══ RECORDS SHOWN
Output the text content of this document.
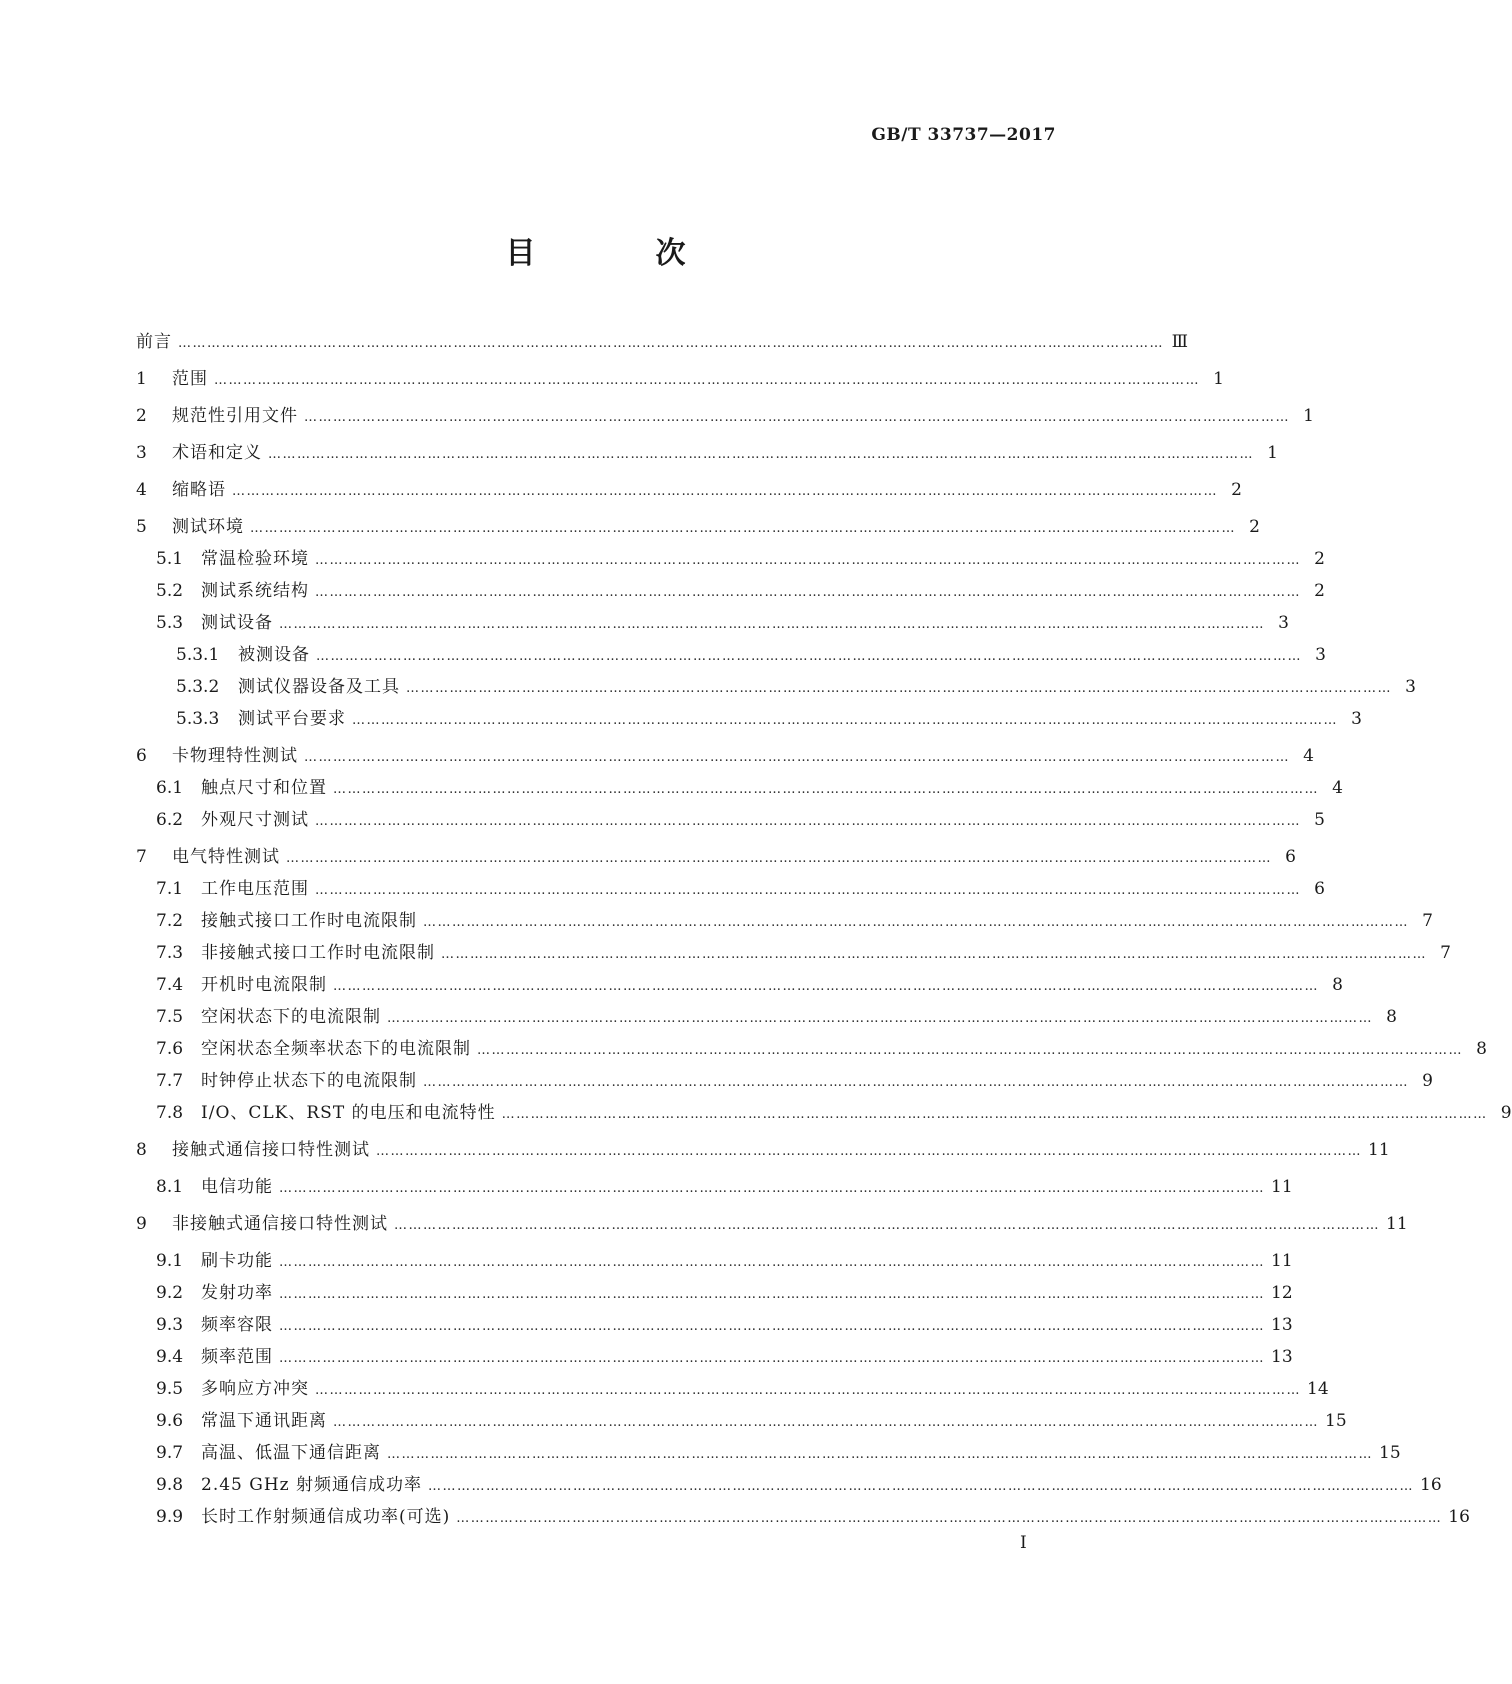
GB/T 33737—2017
目　次
前言 …………………………………………………………………………………………………………………………………………………………………………………… Ⅲ
1	范围 …………………………………………………………………………………………………………………………………………………………………………………… 1
2	规范性引用文件 …………………………………………………………………………………………………………………………………………………………………………………… 1
3	术语和定义 …………………………………………………………………………………………………………………………………………………………………………………… 1
4	缩略语 …………………………………………………………………………………………………………………………………………………………………………………… 2
5	测试环境 …………………………………………………………………………………………………………………………………………………………………………………… 2
5.1	常温检验环境 …………………………………………………………………………………………………………………………………………………………………………………… 2
5.2	测试系统结构 …………………………………………………………………………………………………………………………………………………………………………………… 2
5.3	测试设备 …………………………………………………………………………………………………………………………………………………………………………………… 3
5.3.1	被测设备 …………………………………………………………………………………………………………………………………………………………………………………… 3
5.3.2	测试仪器设备及工具 …………………………………………………………………………………………………………………………………………………………………………………… 3
5.3.3	测试平台要求 …………………………………………………………………………………………………………………………………………………………………………………… 3
6	卡物理特性测试 …………………………………………………………………………………………………………………………………………………………………………………… 4
6.1	触点尺寸和位置 …………………………………………………………………………………………………………………………………………………………………………………… 4
6.2	外观尺寸测试 …………………………………………………………………………………………………………………………………………………………………………………… 5
7	电气特性测试 …………………………………………………………………………………………………………………………………………………………………………………… 6
7.1	工作电压范围 …………………………………………………………………………………………………………………………………………………………………………………… 6
7.2	接触式接口工作时电流限制 …………………………………………………………………………………………………………………………………………………………………………………… 7
7.3	非接触式接口工作时电流限制 …………………………………………………………………………………………………………………………………………………………………………………… 7
7.4	开机时电流限制 …………………………………………………………………………………………………………………………………………………………………………………… 8
7.5	空闲状态下的电流限制 …………………………………………………………………………………………………………………………………………………………………………………… 8
7.6	空闲状态全频率状态下的电流限制 …………………………………………………………………………………………………………………………………………………………………………………… 8
7.7	时钟停止状态下的电流限制 …………………………………………………………………………………………………………………………………………………………………………………… 9
7.8	I/O、CLK、RST 的电压和电流特性 …………………………………………………………………………………………………………………………………………………………………………………… 9
8	接触式通信接口特性测试 …………………………………………………………………………………………………………………………………………………………………………………… 11
8.1	电信功能 …………………………………………………………………………………………………………………………………………………………………………………… 11
9	非接触式通信接口特性测试 …………………………………………………………………………………………………………………………………………………………………………………… 11
9.1	刷卡功能 …………………………………………………………………………………………………………………………………………………………………………………… 11
9.2	发射功率 …………………………………………………………………………………………………………………………………………………………………………………… 12
9.3	频率容限 …………………………………………………………………………………………………………………………………………………………………………………… 13
9.4	频率范围 …………………………………………………………………………………………………………………………………………………………………………………… 13
9.5	多响应方冲突 …………………………………………………………………………………………………………………………………………………………………………………… 14
9.6	常温下通讯距离 …………………………………………………………………………………………………………………………………………………………………………………… 15
9.7	高温、低温下通信距离 …………………………………………………………………………………………………………………………………………………………………………………… 15
9.8	2.45 GHz 射频通信成功率 …………………………………………………………………………………………………………………………………………………………………………………… 16
9.9	长时工作射频通信成功率(可选) …………………………………………………………………………………………………………………………………………………………………………………… 16
I
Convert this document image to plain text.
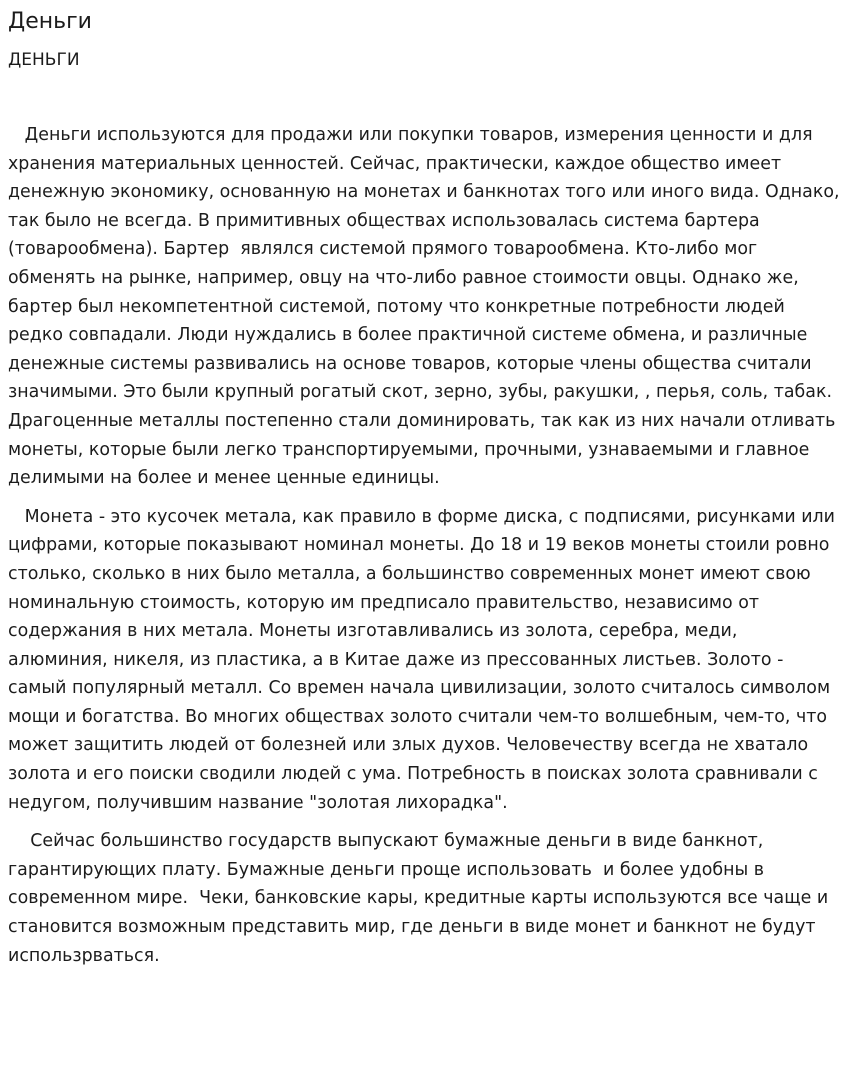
Деньги
ДЕНЬГИ

Деньги используются для продажи или покупки товаров, измерения ценности и для хранения материальных ценностей. Сейчас, практически, каждое общество имеет денежную экономику, основанную на монетах и банкнотах того или иного вида. Однако, так было не всегда. В примитивных обществах использовалась система бартера (товарообмена). Бартер  являлся системой прямого товарообмена. Кто-либо мог обменять на рынке, например, овцу на что-либо равное стоимости овцы. Однако же, бартер был некомпетентной системой, потому что конкретные потребности людей редко совпадали. Люди нуждались в более практичной системе обмена, и различные денежные системы развивались на основе товаров, которые члены общества считали значимыми. Это были крупный рогатый скот, зерно, зубы, ракушки, , перья, соль, табак.  Драгоценные металлы постепенно стали доминировать, так как из них начали отливать монеты, которые были легко транспортируемыми, прочными, узнаваемыми и главное делимыми на более и менее ценные единицы.

Монета - это кусочек метала, как правило в форме диска, с подписями, рисунками или цифрами, которые показывают номинал монеты. До 18 и 19 веков монеты стоили ровно столько, сколько в них было металла, а большинство современных монет имеют свою номинальную стоимость, которую им предписало правительство, независимо от  содержания в них метала. Монеты изготавливались из золота, серебра, меди, алюминия, никеля, из пластика, а в Китае даже из прессованных листьев. Золото - самый популярный металл. Со времен начала цивилизации, золото считалось символом мощи и богатства. Во многих обществах золото считали чем-то волшебным, чем-то, что может защитить людей от болезней или злых духов. Человечеству всегда не хватало золота и его поиски сводили людей с ума. Потребность в поисках золота сравнивали с недугом, получившим название "золотая лихорадка".

Сейчас большинство государств выпускают бумажные деньги в виде банкнот, гарантирующих плату. Бумажные деньги проще использовать  и более удобны в современном мире.  Чеки, банковские кары, кредитные карты используются все чаще и становится возможным представить мир, где деньги в виде монет и банкнот не будут использрваться.
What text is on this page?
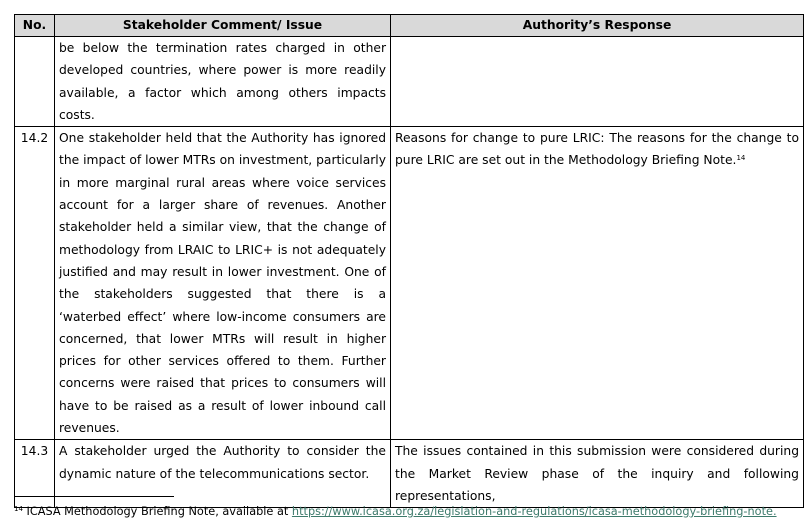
No.	Stakeholder Comment/ Issue	Authority’s Response
	be below the termination rates charged in other developed countries, where power is more readily available, a factor which among others impacts costs.	
14.2	One stakeholder held that the Authority has ignored the impact of lower MTRs on investment, particularly in more marginal rural areas where voice services account for a larger share of revenues. Another stakeholder held a similar view, that the change of methodology from LRAIC to LRIC+ is not adequately justified and may result in lower investment. One of the stakeholders suggested that there is a ‘waterbed effect’ where low-income consumers are concerned, that lower MTRs will result in higher prices for other services offered to them. Further concerns were raised that prices to consumers will have to be raised as a result of lower inbound call revenues.	Reasons for change to pure LRIC: The reasons for the change to pure LRIC are set out in the Methodology Briefing Note.$^{14}$
14.3	A stakeholder urged the Authority to consider the dynamic nature of the telecommunications sector.	The issues contained in this submission were considered during the Market Review phase of the inquiry and following representations,
$^{14}$ ICASA Methodology Briefing Note, available at https://www.icasa.org.za/legislation-and-regulations/icasa-methodology-briefing-note.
════
_TASK BRIEF_. The records above need to be restated word for word, with the pictures left out.

_COMPLETE ANSWER_.
Output the text content of this document.
GB/T 33737—2017
目　次
前言 …………………………………………………………………………………………………………………………………………………………………………………… Ⅲ
1	范围 …………………………………………………………………………………………………………………………………………………………………………………… 1
2	规范性引用文件 …………………………………………………………………………………………………………………………………………………………………………………… 1
3	术语和定义 …………………………………………………………………………………………………………………………………………………………………………………… 1
4	缩略语 …………………………………………………………………………………………………………………………………………………………………………………… 2
5	测试环境 …………………………………………………………………………………………………………………………………………………………………………………… 2
5.1	常温检验环境 …………………………………………………………………………………………………………………………………………………………………………………… 2
5.2	测试系统结构 …………………………………………………………………………………………………………………………………………………………………………………… 2
5.3	测试设备 …………………………………………………………………………………………………………………………………………………………………………………… 3
5.3.1	被测设备 …………………………………………………………………………………………………………………………………………………………………………………… 3
5.3.2	测试仪器设备及工具 …………………………………………………………………………………………………………………………………………………………………………………… 3
5.3.3	测试平台要求 …………………………………………………………………………………………………………………………………………………………………………………… 3
6	卡物理特性测试 …………………………………………………………………………………………………………………………………………………………………………………… 4
6.1	触点尺寸和位置 …………………………………………………………………………………………………………………………………………………………………………………… 4
6.2	外观尺寸测试 …………………………………………………………………………………………………………………………………………………………………………………… 5
7	电气特性测试 …………………………………………………………………………………………………………………………………………………………………………………… 6
7.1	工作电压范围 …………………………………………………………………………………………………………………………………………………………………………………… 6
7.2	接触式接口工作时电流限制 …………………………………………………………………………………………………………………………………………………………………………………… 7
7.3	非接触式接口工作时电流限制 …………………………………………………………………………………………………………………………………………………………………………………… 7
7.4	开机时电流限制 …………………………………………………………………………………………………………………………………………………………………………………… 8
7.5	空闲状态下的电流限制 …………………………………………………………………………………………………………………………………………………………………………………… 8
7.6	空闲状态全频率状态下的电流限制 …………………………………………………………………………………………………………………………………………………………………………………… 8
7.7	时钟停止状态下的电流限制 …………………………………………………………………………………………………………………………………………………………………………………… 9
7.8	I/O、CLK、RST 的电压和电流特性 …………………………………………………………………………………………………………………………………………………………………………………… 9
8	接触式通信接口特性测试 …………………………………………………………………………………………………………………………………………………………………………………… 11
8.1	电信功能 …………………………………………………………………………………………………………………………………………………………………………………… 11
9	非接触式通信接口特性测试 …………………………………………………………………………………………………………………………………………………………………………………… 11
9.1	刷卡功能 …………………………………………………………………………………………………………………………………………………………………………………… 11
9.2	发射功率 …………………………………………………………………………………………………………………………………………………………………………………… 12
9.3	频率容限 …………………………………………………………………………………………………………………………………………………………………………………… 13
9.4	频率范围 …………………………………………………………………………………………………………………………………………………………………………………… 13
9.5	多响应方冲突 …………………………………………………………………………………………………………………………………………………………………………………… 14
9.6	常温下通讯距离 …………………………………………………………………………………………………………………………………………………………………………………… 15
9.7	高温、低温下通信距离 …………………………………………………………………………………………………………………………………………………………………………………… 15
9.8	2.45 GHz 射频通信成功率 …………………………………………………………………………………………………………………………………………………………………………………… 16
9.9	长时工作射频通信成功率(可选) …………………………………………………………………………………………………………………………………………………………………………………… 16
I
Convert this document image to plain text.
Деньги
ДЕНЬГИ

Деньги используются для продажи или покупки товаров, измерения ценности и для хранения материальных ценностей. Сейчас, практически, каждое общество имеет денежную экономику, основанную на монетах и банкнотах того или иного вида. Однако, так было не всегда. В примитивных обществах использовалась система бартера (товарообмена). Бартер  являлся системой прямого товарообмена. Кто-либо мог обменять на рынке, например, овцу на что-либо равное стоимости овцы. Однако же, бартер был некомпетентной системой, потому что конкретные потребности людей редко совпадали. Люди нуждались в более практичной системе обмена, и различные денежные системы развивались на основе товаров, которые члены общества считали значимыми. Это были крупный рогатый скот, зерно, зубы, ракушки, , перья, соль, табак.  Драгоценные металлы постепенно стали доминировать, так как из них начали отливать монеты, которые были легко транспортируемыми, прочными, узнаваемыми и главное делимыми на более и менее ценные единицы.

Монета - это кусочек метала, как правило в форме диска, с подписями, рисунками или цифрами, которые показывают номинал монеты. До 18 и 19 веков монеты стоили ровно столько, сколько в них было металла, а большинство современных монет имеют свою номинальную стоимость, которую им предписало правительство, независимо от  содержания в них метала. Монеты изготавливались из золота, серебра, меди, алюминия, никеля, из пластика, а в Китае даже из прессованных листьев. Золото - самый популярный металл. Со времен начала цивилизации, золото считалось символом мощи и богатства. Во многих обществах золото считали чем-то волшебным, чем-то, что может защитить людей от болезней или злых духов. Человечеству всегда не хватало золота и его поиски сводили людей с ума. Потребность в поисках золота сравнивали с недугом, получившим название "золотая лихорадка".

Сейчас большинство государств выпускают бумажные деньги в виде банкнот, гарантирующих плату. Бумажные деньги проще использовать  и более удобны в современном мире.  Чеки, банковские кары, кредитные карты используются все чаще и становится возможным представить мир, где деньги в виде монет и банкнот не будут использрваться.
What text is on this page?
No.	Stakeholder Comment/ Issue	Authority’s Response
	be below the termination rates charged in other developed countries, where power is more readily available, a factor which among others impacts costs.	
14.2	One stakeholder held that the Authority has ignored the impact of lower MTRs on investment, particularly in more marginal rural areas where voice services account for a larger share of revenues. Another stakeholder held a similar view, that the change of methodology from LRAIC to LRIC+ is not adequately justified and may result in lower investment. One of the stakeholders suggested that there is a ‘waterbed effect’ where low-income consumers are concerned, that lower MTRs will result in higher prices for other services offered to them. Further concerns were raised that prices to consumers will have to be raised as a result of lower inbound call revenues.	Reasons for change to pure LRIC: The reasons for the change to pure LRIC are set out in the Methodology Briefing Note.$^{14}$
14.3	A stakeholder urged the Authority to consider the dynamic nature of the telecommunications sector.	The issues contained in this submission were considered during the Market Review phase of the inquiry and following representations,
$^{14}$ ICASA Methodology Briefing Note, available at https://www.icasa.org.za/legislation-and-regulations/icasa-methodology-briefing-note.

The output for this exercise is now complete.